_DIRECTIONS_
Retype each entry below exactly as it stands.

_EXTRACTED ENTRIES_
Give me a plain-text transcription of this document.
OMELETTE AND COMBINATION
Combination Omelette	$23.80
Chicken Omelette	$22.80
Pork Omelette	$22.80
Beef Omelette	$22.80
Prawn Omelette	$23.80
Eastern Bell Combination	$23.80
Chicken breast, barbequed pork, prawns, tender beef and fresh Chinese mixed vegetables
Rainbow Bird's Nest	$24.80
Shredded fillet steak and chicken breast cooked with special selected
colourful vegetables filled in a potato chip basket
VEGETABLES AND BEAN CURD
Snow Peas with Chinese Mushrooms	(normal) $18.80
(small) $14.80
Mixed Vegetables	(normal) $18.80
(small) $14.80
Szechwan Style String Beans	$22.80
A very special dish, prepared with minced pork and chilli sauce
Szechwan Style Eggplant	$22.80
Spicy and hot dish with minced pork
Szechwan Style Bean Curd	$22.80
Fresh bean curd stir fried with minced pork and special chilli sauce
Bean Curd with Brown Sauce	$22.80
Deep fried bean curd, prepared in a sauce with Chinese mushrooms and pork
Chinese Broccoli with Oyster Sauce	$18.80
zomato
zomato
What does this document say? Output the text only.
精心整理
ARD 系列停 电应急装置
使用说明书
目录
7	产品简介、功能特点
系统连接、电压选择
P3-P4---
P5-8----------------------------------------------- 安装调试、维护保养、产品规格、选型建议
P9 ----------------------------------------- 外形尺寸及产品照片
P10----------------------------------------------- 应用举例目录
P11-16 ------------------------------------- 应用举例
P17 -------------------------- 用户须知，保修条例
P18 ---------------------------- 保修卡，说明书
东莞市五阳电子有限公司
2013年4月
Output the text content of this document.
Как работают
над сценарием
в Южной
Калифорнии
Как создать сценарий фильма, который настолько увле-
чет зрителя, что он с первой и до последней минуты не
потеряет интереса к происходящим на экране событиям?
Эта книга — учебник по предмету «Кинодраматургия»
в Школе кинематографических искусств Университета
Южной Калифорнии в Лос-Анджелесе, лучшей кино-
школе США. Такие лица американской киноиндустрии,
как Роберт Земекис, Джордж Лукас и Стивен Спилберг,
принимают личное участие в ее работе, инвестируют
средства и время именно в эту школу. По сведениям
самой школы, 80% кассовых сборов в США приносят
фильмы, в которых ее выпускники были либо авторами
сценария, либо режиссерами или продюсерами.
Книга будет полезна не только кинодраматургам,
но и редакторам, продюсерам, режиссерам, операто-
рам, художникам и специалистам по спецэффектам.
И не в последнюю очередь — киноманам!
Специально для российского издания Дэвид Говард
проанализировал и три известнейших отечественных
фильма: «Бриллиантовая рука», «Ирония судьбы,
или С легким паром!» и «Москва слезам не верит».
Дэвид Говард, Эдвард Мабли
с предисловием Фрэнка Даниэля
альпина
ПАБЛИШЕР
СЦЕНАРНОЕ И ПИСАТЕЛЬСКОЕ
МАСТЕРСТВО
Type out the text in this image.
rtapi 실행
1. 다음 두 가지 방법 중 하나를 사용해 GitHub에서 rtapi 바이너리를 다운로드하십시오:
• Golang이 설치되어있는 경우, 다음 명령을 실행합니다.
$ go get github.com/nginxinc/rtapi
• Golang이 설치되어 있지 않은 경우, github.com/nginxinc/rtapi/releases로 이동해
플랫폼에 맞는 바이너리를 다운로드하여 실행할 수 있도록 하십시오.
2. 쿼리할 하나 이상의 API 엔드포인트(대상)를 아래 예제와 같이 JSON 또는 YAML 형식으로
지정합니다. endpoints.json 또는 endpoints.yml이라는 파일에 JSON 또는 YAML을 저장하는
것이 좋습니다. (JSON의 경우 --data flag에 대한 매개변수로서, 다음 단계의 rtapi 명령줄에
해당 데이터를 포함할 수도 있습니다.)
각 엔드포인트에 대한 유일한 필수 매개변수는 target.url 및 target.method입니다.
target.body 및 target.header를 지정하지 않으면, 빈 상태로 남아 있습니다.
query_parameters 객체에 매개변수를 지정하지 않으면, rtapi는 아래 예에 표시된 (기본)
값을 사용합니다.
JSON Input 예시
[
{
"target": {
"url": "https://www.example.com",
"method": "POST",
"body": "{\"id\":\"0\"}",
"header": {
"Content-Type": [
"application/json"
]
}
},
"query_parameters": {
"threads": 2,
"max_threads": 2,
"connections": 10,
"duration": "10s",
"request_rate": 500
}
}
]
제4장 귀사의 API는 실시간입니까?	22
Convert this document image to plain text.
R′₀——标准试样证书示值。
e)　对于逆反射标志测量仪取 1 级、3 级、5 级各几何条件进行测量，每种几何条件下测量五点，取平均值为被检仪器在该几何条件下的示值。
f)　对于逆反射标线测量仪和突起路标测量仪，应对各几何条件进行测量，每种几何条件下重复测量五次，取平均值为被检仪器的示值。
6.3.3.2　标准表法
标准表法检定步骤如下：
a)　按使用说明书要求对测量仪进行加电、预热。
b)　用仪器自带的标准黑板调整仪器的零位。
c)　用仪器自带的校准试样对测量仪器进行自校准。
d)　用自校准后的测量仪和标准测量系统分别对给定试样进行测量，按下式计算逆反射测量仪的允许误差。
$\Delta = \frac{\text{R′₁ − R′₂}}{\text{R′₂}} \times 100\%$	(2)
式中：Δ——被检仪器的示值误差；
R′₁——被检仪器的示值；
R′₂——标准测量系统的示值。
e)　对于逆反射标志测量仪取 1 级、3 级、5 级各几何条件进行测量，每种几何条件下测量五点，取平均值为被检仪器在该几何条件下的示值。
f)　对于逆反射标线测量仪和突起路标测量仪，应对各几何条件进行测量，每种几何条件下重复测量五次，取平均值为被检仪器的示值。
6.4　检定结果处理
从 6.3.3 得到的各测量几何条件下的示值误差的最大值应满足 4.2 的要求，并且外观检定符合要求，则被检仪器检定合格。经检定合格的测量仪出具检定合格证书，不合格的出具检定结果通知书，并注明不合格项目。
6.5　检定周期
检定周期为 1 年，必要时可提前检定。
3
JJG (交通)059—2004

_ANSWER TO THIS PROBLEM_
Give me a plain-text transcription of this document.
OMELETTE AND COMBINATION
Combination Omelette	$23.80
Chicken Omelette	$22.80
Pork Omelette	$22.80
Beef Omelette	$22.80
Prawn Omelette	$23.80
Eastern Bell Combination	$23.80
Chicken breast, barbequed pork, prawns, tender beef and fresh Chinese mixed vegetables
Rainbow Bird's Nest	$24.80
Shredded fillet steak and chicken breast cooked with special selected
colourful vegetables filled in a potato chip basket
VEGETABLES AND BEAN CURD
Snow Peas with Chinese Mushrooms	(normal) $18.80
(small) $14.80
Mixed Vegetables	(normal) $18.80
(small) $14.80
Szechwan Style String Beans	$22.80
A very special dish, prepared with minced pork and chilli sauce
Szechwan Style Eggplant	$22.80
Spicy and hot dish with minced pork
Szechwan Style Bean Curd	$22.80
Fresh bean curd stir fried with minced pork and special chilli sauce
Bean Curd with Brown Sauce	$22.80
Deep fried bean curd, prepared in a sauce with Chinese mushrooms and pork
Chinese Broccoli with Oyster Sauce	$18.80
zomato
zomato
What does this document say? Output the text only.
精心整理
ARD 系列停 电应急装置
使用说明书
目录
7	产品简介、功能特点
系统连接、电压选择
P3-P4---
P5-8----------------------------------------------- 安装调试、维护保养、产品规格、选型建议
P9 ----------------------------------------- 外形尺寸及产品照片
P10----------------------------------------------- 应用举例目录
P11-16 ------------------------------------- 应用举例
P17 -------------------------- 用户须知，保修条例
P18 ---------------------------- 保修卡，说明书
东莞市五阳电子有限公司
2013年4月
Output the text content of this document.
Как работают
над сценарием
в Южной
Калифорнии
Как создать сценарий фильма, который настолько увле-
чет зрителя, что он с первой и до последней минуты не
потеряет интереса к происходящим на экране событиям?
Эта книга — учебник по предмету «Кинодраматургия»
в Школе кинематографических искусств Университета
Южной Калифорнии в Лос-Анджелесе, лучшей кино-
школе США. Такие лица американской киноиндустрии,
как Роберт Земекис, Джордж Лукас и Стивен Спилберг,
принимают личное участие в ее работе, инвестируют
средства и время именно в эту школу. По сведениям
самой школы, 80% кассовых сборов в США приносят
фильмы, в которых ее выпускники были либо авторами
сценария, либо режиссерами или продюсерами.
Книга будет полезна не только кинодраматургам,
но и редакторам, продюсерам, режиссерам, операто-
рам, художникам и специалистам по спецэффектам.
И не в последнюю очередь — киноманам!
Специально для российского издания Дэвид Говард
проанализировал и три известнейших отечественных
фильма: «Бриллиантовая рука», «Ирония судьбы,
или С легким паром!» и «Москва слезам не верит».
Дэвид Говард, Эдвард Мабли
с предисловием Фрэнка Даниэля
альпина
ПАБЛИШЕР
СЦЕНАРНОЕ И ПИСАТЕЛЬСКОЕ
МАСТЕРСТВО
Type out the text in this image.
rtapi 실행
1. 다음 두 가지 방법 중 하나를 사용해 GitHub에서 rtapi 바이너리를 다운로드하십시오:
• Golang이 설치되어있는 경우, 다음 명령을 실행합니다.
$ go get github.com/nginxinc/rtapi
• Golang이 설치되어 있지 않은 경우, github.com/nginxinc/rtapi/releases로 이동해
플랫폼에 맞는 바이너리를 다운로드하여 실행할 수 있도록 하십시오.
2. 쿼리할 하나 이상의 API 엔드포인트(대상)를 아래 예제와 같이 JSON 또는 YAML 형식으로
지정합니다. endpoints.json 또는 endpoints.yml이라는 파일에 JSON 또는 YAML을 저장하는
것이 좋습니다. (JSON의 경우 --data flag에 대한 매개변수로서, 다음 단계의 rtapi 명령줄에
해당 데이터를 포함할 수도 있습니다.)
각 엔드포인트에 대한 유일한 필수 매개변수는 target.url 및 target.method입니다.
target.body 및 target.header를 지정하지 않으면, 빈 상태로 남아 있습니다.
query_parameters 객체에 매개변수를 지정하지 않으면, rtapi는 아래 예에 표시된 (기본)
값을 사용합니다.
JSON Input 예시
[
{
"target": {
"url": "https://www.example.com",
"method": "POST",
"body": "{\"id\":\"0\"}",
"header": {
"Content-Type": [
"application/json"
]
}
},
"query_parameters": {
"threads": 2,
"max_threads": 2,
"connections": 10,
"duration": "10s",
"request_rate": 500
}
}
]
제4장 귀사의 API는 실시간입니까?	22
Convert this document image to plain text.
R′₀——标准试样证书示值。
e)　对于逆反射标志测量仪取 1 级、3 级、5 级各几何条件进行测量，每种几何条件下测量五点，取平均值为被检仪器在该几何条件下的示值。
f)　对于逆反射标线测量仪和突起路标测量仪，应对各几何条件进行测量，每种几何条件下重复测量五次，取平均值为被检仪器的示值。
6.3.3.2　标准表法
标准表法检定步骤如下：
a)　按使用说明书要求对测量仪进行加电、预热。
b)　用仪器自带的标准黑板调整仪器的零位。
c)　用仪器自带的校准试样对测量仪器进行自校准。
d)　用自校准后的测量仪和标准测量系统分别对给定试样进行测量，按下式计算逆反射测量仪的允许误差。
$\Delta = \frac{\text{R′₁ − R′₂}}{\text{R′₂}} \times 100\%$	(2)
式中：Δ——被检仪器的示值误差；
R′₁——被检仪器的示值；
R′₂——标准测量系统的示值。
e)　对于逆反射标志测量仪取 1 级、3 级、5 级各几何条件进行测量，每种几何条件下测量五点，取平均值为被检仪器在该几何条件下的示值。
f)　对于逆反射标线测量仪和突起路标测量仪，应对各几何条件进行测量，每种几何条件下重复测量五次，取平均值为被检仪器的示值。
6.4　检定结果处理
从 6.3.3 得到的各测量几何条件下的示值误差的最大值应满足 4.2 的要求，并且外观检定符合要求，则被检仪器检定合格。经检定合格的测量仪出具检定合格证书，不合格的出具检定结果通知书，并注明不合格项目。
6.5　检定周期
检定周期为 1 年，必要时可提前检定。
3
JJG (交通)059—2004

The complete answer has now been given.